→ TEXTO DA PÁGINA:
Motivação não está completamente esclarecida
Segundo a autoridade policial, ainda não é possível “bater o martelo” na motivação do crime que matou Lacy. O que ela contou é que um dos autores estava preso, mas teve o benefício da saída temporária ou “saidinha”.
“O que estava solto, Fabrício, foi até a casa do liberado, Rafael, e conversou com ele. Muito provavelmente eles traçaram uma estratégia de defesa, de que simplesmente negariam os fatos e não dariam nenhuma outra informação. Então a motivação não conseguimos descobrir. No caso da policial aposentada, ela até havia bens de algum valor em casa, mas Maria era uma pessoa hipossuficiente”, disse ela, descartando a motivação de roubo.
Os suspeitos, conforme relatou a delegada, ofereciam o serviço de capina na mesma região, mataram as duas vítimas a facadas e deixaram os corpos de forma igual.
“Analisando a cena, percebemos a conexão. Descartamos violência sexual, já que no laudo não veio nada. Apesar de na época isso ter sido suscitado sobre a Lacy. À época queriam até acusar o namorado pelo crime”, explicou.
No entanto, no caso específico de Lacy, mesmo sendo falada da linha que colocava o namorado como culpado, esta versão não vingou. Para a delegada, é muito comum, em casos de mortes de mulheres, imputar a autoria do crime aos companheiros, mas é preciso checar para não ser feita alguma injustiça.
“No dia do homicídio da Lacy, os criminosos acreditaram que eles a surpreenderiam. Só que o laudo do local deixa bem claro que eles arrombaram a porta e que ela já estava com as roupas bem arrumadas, alinhadas. Entendemos então que ela estava se preparando para sair, ia tomar banho, ouviu o arrombamento da porta, pegou o revólver e tentou se defender. Há indícios de defesa no inquérito e que ela conseguiu alvejar o Fabrício. Nesse dia, ele deu entrada no hospital. Neste ano conseguimos o resultado do DNA dele na cena do crime”, continuou.
No caso da policial Lacy, ninguém deu falta de pertences dela, a não ser o revólver. Neste sentido, não se sabe se os homens entraram para roubar a arma ou se roubaram a arma para fraudar a cena do crime.
Apesar de tudo, lavaram a cena do crime e arrastaram o corpo para o segundo andar da casa. Como tentaram lavar a cena, a perícia conseguiu, à época, recolher, no quarto da vítima, vestígios de sangue e assim localizar o DNA de um dos suspeitos, o Fabrício. Com isso, e pelo fato de ele ter sido alvejado, dando entrada no hospital, foi possível realizar o exame e confirmar a participação dele.
Violência sexual
À época do crime, pelo fato de Lacy ter sido encontrada semi nua, foi aventada a possibilidade de que ela teria sofrido violência sexual, mas o fato não foi comprovado, já que os exames não apontaram violação.

→ TRECHOS DA LISTAGEM:

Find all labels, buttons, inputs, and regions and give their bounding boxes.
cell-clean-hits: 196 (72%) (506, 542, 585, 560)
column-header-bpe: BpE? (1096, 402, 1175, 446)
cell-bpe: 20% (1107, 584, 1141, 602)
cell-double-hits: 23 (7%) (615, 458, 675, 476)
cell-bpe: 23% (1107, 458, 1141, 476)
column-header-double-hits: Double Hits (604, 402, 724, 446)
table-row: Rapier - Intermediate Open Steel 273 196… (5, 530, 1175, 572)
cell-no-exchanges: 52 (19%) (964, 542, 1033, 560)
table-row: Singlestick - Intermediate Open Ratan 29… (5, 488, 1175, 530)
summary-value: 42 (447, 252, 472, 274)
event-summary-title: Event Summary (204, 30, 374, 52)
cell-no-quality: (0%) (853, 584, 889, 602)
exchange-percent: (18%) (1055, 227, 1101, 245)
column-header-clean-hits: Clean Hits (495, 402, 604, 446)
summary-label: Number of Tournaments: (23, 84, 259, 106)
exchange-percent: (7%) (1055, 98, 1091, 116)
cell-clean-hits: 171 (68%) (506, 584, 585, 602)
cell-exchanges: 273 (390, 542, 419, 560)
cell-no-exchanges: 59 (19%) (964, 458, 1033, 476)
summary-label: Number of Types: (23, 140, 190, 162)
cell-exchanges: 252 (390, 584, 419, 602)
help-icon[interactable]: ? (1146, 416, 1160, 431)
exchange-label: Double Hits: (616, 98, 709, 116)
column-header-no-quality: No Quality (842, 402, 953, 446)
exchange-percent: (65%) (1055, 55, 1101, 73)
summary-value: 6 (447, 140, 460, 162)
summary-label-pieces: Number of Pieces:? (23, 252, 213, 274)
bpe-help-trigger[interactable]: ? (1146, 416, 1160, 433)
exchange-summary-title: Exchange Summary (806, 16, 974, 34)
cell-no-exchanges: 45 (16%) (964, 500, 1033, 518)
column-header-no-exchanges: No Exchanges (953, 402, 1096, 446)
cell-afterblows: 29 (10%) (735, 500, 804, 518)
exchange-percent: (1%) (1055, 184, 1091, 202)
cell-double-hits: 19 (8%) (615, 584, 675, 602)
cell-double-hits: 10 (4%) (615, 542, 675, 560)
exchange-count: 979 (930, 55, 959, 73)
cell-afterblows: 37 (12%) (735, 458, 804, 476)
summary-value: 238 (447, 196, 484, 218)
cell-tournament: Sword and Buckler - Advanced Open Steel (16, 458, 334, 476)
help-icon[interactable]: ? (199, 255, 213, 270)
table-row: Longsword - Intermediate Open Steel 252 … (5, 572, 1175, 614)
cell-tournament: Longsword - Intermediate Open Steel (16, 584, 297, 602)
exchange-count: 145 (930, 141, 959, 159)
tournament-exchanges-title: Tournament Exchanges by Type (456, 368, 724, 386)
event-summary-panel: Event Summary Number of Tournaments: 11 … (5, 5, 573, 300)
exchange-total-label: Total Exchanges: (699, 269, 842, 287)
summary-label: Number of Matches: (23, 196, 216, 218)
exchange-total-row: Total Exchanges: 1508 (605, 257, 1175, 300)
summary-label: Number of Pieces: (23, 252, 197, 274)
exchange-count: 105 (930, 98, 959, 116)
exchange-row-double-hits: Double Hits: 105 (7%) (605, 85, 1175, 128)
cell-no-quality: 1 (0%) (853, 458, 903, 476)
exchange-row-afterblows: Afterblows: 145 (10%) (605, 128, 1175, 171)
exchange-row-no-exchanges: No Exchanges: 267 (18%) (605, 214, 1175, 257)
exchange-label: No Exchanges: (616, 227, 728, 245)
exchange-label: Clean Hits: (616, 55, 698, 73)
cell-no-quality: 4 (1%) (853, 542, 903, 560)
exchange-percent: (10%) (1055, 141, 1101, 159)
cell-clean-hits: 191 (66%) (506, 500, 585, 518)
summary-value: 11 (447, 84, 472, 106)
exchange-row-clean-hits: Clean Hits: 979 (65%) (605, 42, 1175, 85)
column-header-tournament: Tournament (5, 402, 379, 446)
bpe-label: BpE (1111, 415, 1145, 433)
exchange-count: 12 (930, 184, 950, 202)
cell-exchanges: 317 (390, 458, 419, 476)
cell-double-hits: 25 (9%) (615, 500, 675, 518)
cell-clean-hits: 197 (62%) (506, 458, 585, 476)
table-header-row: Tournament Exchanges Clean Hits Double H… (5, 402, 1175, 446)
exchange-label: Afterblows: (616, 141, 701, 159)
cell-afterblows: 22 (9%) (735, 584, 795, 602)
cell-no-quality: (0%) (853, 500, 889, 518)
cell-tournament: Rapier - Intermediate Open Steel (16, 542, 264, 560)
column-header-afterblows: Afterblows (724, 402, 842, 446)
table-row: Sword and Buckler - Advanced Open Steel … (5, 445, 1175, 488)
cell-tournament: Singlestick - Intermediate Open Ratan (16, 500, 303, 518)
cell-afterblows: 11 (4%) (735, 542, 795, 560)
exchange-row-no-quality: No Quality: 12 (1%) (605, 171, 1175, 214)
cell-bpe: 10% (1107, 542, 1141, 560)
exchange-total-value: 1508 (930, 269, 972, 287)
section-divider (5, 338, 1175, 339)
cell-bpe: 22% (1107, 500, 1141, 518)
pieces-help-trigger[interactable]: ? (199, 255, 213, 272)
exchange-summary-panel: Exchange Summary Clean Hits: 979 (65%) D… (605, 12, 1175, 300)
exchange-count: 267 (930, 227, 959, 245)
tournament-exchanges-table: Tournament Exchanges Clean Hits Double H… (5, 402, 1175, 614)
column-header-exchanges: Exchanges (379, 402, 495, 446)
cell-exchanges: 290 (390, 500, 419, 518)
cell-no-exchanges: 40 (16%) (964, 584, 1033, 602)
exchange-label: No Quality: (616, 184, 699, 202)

→ ATIVIDADE A:
Responda, com base no texto da página:
(i) De que benefício usufruiu o autor que estava preso?
(ii) Que serviço os suspeitos ofereciam na região?
(iii) Para qual parte da casa o corpo de Lacy foi arrastado?
→ ATIVIDADE B: Duplique do texto da página todo o trecho que vai de "Os suspeitos, conforme" até "feita alguma injustiça.".

→ RESOLUÇÃO DO EXERCÍCIO A:
(i) Saída temporária, a "saidinha".
(ii) Serviço de capina.
(iii) Para o segundo andar.

→ RESOLUÇÃO DO EXERCÍCIO B:
Os suspeitos, conforme relatou a delegada, ofereciam o serviço de capina na mesma região, mataram as duas vítimas a facadas e deixaram os corpos de forma igual.
“Analisando a cena, percebemos a conexão. Descartamos violência sexual, já que no laudo não veio nada. Apesar de na época isso ter sido suscitado sobre a Lacy. À época queriam até acusar o namorado pelo crime”, explicou.
No entanto, no caso específico de Lacy, mesmo sendo falada da linha que colocava o namorado como culpado, esta versão não vingou. Para a delegada, é muito comum, em casos de mortes de mulheres, imputar a autoria do crime aos companheiros, mas é preciso checar para não ser feita alguma injustiça.